(Stored data entries)
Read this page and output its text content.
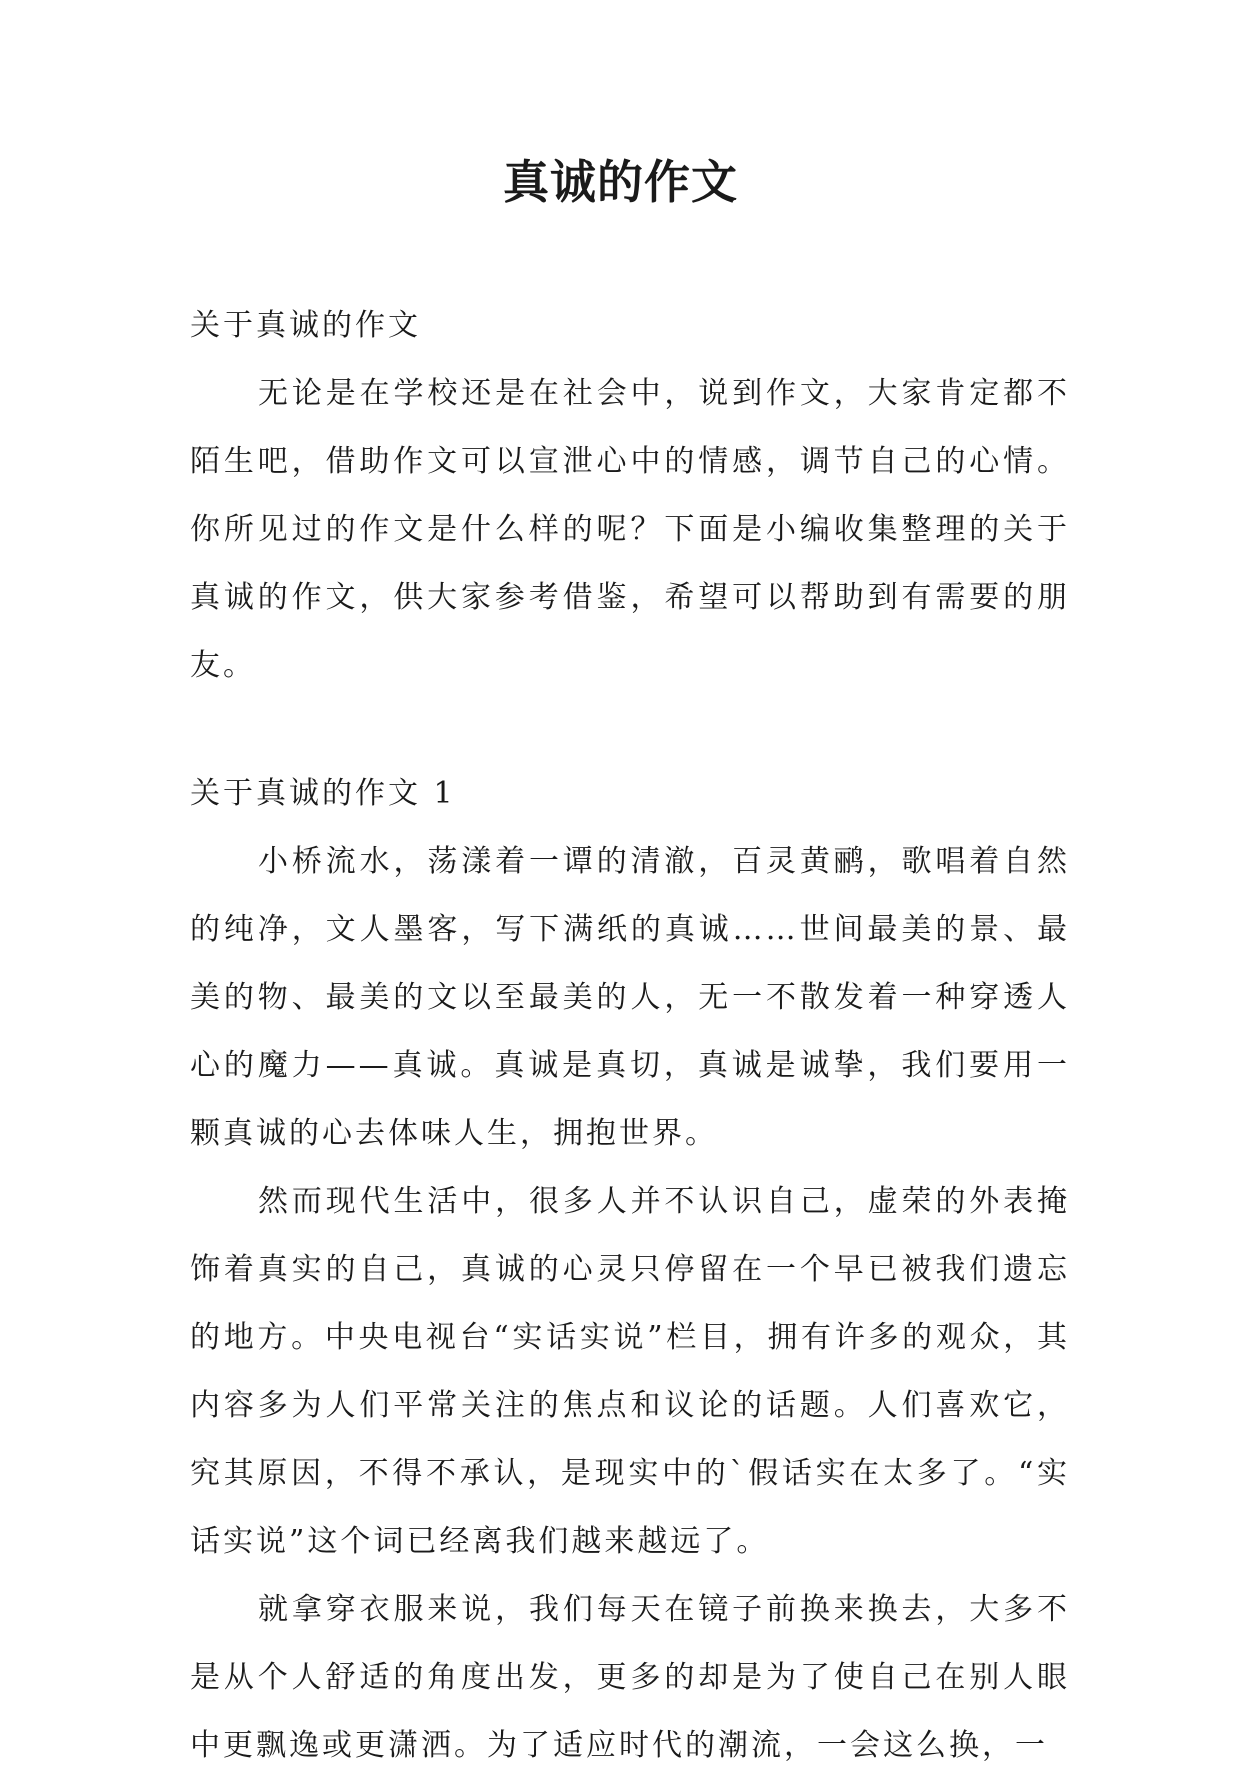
真诚的作文

关于真诚的作文

无论是在学校还是在社会中，说到作文，大家肯定都不陌生吧，借助作文可以宣泄心中的情感，调节自己的心情。你所见过的作文是什么样的呢？下面是小编收集整理的关于真诚的作文，供大家参考借鉴，希望可以帮助到有需要的朋友。

关于真诚的作文 1

小桥流水，荡漾着一谭的清澈，百灵黄鹂，歌唱着自然的纯净，文人墨客，写下满纸的真诚……世间最美的景、最美的物、最美的文以至最美的人，无一不散发着一种穿透人心的魔力——真诚。真诚是真切，真诚是诚挚，我们要用一颗真诚的心去体味人生，拥抱世界。

然而现代生活中，很多人并不认识自己，虚荣的外表掩饰着真实的自己，真诚的心灵只停留在一个早已被我们遗忘的地方。中央电视台“实话实说”栏目，拥有许多的观众，其内容多为人们平常关注的焦点和议论的话题。人们喜欢它，究其原因，不得不承认，是现实中的`假话实在太多了。“实话实说”这个词已经离我们越来越远了。

就拿穿衣服来说，我们每天在镜子前换来换去，大多不是从个人舒适的角度出发，更多的却是为了使自己在别人眼中更飘逸或更潇洒。为了适应时代的潮流，一会这么换，一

◆ YOUR INSTRUCTIONS
Make a verbatim copy of all the entries and strip out the pictures.

◆ TASK ANSWER
Read this page and output its text content.
真诚的作文

关于真诚的作文

无论是在学校还是在社会中，说到作文，大家肯定都不陌生吧，借助作文可以宣泄心中的情感，调节自己的心情。你所见过的作文是什么样的呢？下面是小编收集整理的关于真诚的作文，供大家参考借鉴，希望可以帮助到有需要的朋友。

关于真诚的作文 1

小桥流水，荡漾着一谭的清澈，百灵黄鹂，歌唱着自然的纯净，文人墨客，写下满纸的真诚……世间最美的景、最美的物、最美的文以至最美的人，无一不散发着一种穿透人心的魔力——真诚。真诚是真切，真诚是诚挚，我们要用一颗真诚的心去体味人生，拥抱世界。

然而现代生活中，很多人并不认识自己，虚荣的外表掩饰着真实的自己，真诚的心灵只停留在一个早已被我们遗忘的地方。中央电视台“实话实说”栏目，拥有许多的观众，其内容多为人们平常关注的焦点和议论的话题。人们喜欢它，究其原因，不得不承认，是现实中的`假话实在太多了。“实话实说”这个词已经离我们越来越远了。

就拿穿衣服来说，我们每天在镜子前换来换去，大多不是从个人舒适的角度出发，更多的却是为了使自己在别人眼中更飘逸或更潇洒。为了适应时代的潮流，一会这么换，一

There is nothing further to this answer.